→ TASK DETAILS
Retype, word for word, every line starting at the line with "Output a JSON" and ending with the final line of the entries; skip the pictures.

→ DATASET RECORDS
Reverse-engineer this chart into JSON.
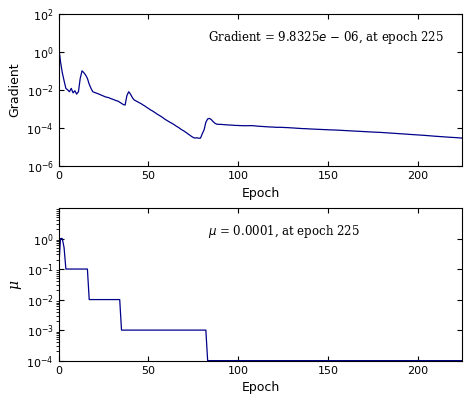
{
  "line_color": "#00008B",
  "xlim": [
    0,
    225
  ],
  "gradient_ylim": [
    1e-06,
    100.0
  ],
  "mu_ylim": [
    0.0001,
    10.0
  ],
  "xlabel": "Epoch",
  "ylabel_top": "Gradient",
  "ylabel_bottom": "μ",
  "xticks": [
    0,
    50,
    100,
    150,
    200
  ],
  "gradient_yticks": [
    1e-06,
    0.0001,
    0.01,
    1.0,
    100.0
  ],
  "mu_yticks": [
    0.0001,
    0.001,
    0.01,
    0.1,
    1.0
  ],
  "background_color": "#ffffff",
  "figsize": [
    4.74,
    4.01
  ],
  "dpi": 100
}
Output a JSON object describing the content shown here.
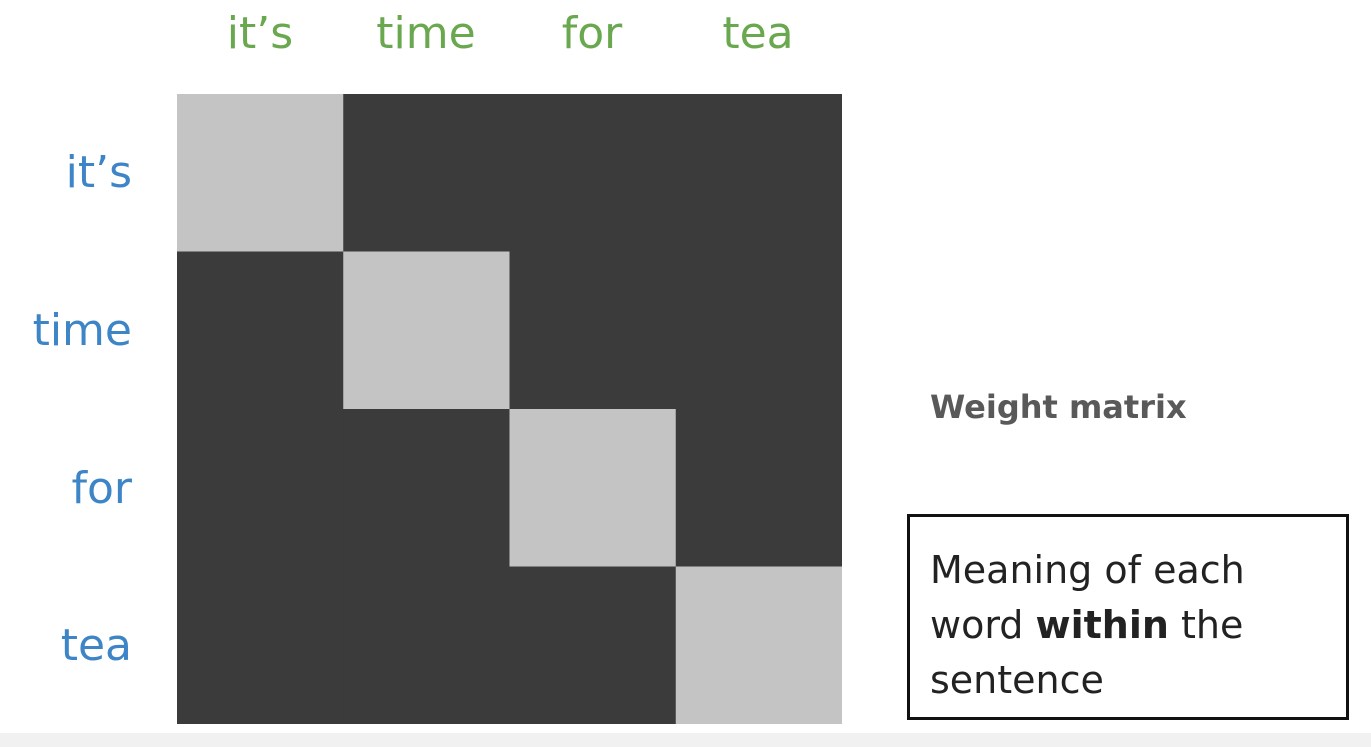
{
  "column_labels": [
    "it’s",
    "time",
    "for",
    "tea"
  ],
  "row_labels": [
    "it’s",
    "time",
    "for",
    "tea"
  ],
  "matrix": {
    "values": [
      [
        1,
        0,
        0,
        0
      ],
      [
        0,
        1,
        0,
        0
      ],
      [
        0,
        0,
        1,
        0
      ],
      [
        0,
        0,
        0,
        1
      ]
    ]
  },
  "caption": "Weight matrix",
  "note": {
    "prefix": "Meaning of each word ",
    "bold": "within",
    "suffix": " the sentence"
  },
  "colors": {
    "column_label": "#6aa84f",
    "row_label": "#3d85c6",
    "cell_on": "#c4c4c4",
    "cell_off": "#3b3b3b"
  }
}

→ EXERCISE RESPONSE
Output a JSON object describing the content shown here.
{
  "column_labels": [
    "it’s",
    "time",
    "for",
    "tea"
  ],
  "row_labels": [
    "it’s",
    "time",
    "for",
    "tea"
  ],
  "matrix": {
    "values": [
      [
        1,
        0,
        0,
        0
      ],
      [
        0,
        1,
        0,
        0
      ],
      [
        0,
        0,
        1,
        0
      ],
      [
        0,
        0,
        0,
        1
      ]
    ]
  },
  "caption": "Weight matrix",
  "note": {
    "prefix": "Meaning of each word ",
    "bold": "within",
    "suffix": " the sentence"
  },
  "colors": {
    "column_label": "#6aa84f",
    "row_label": "#3d85c6",
    "cell_on": "#c4c4c4",
    "cell_off": "#3b3b3b"
  }
}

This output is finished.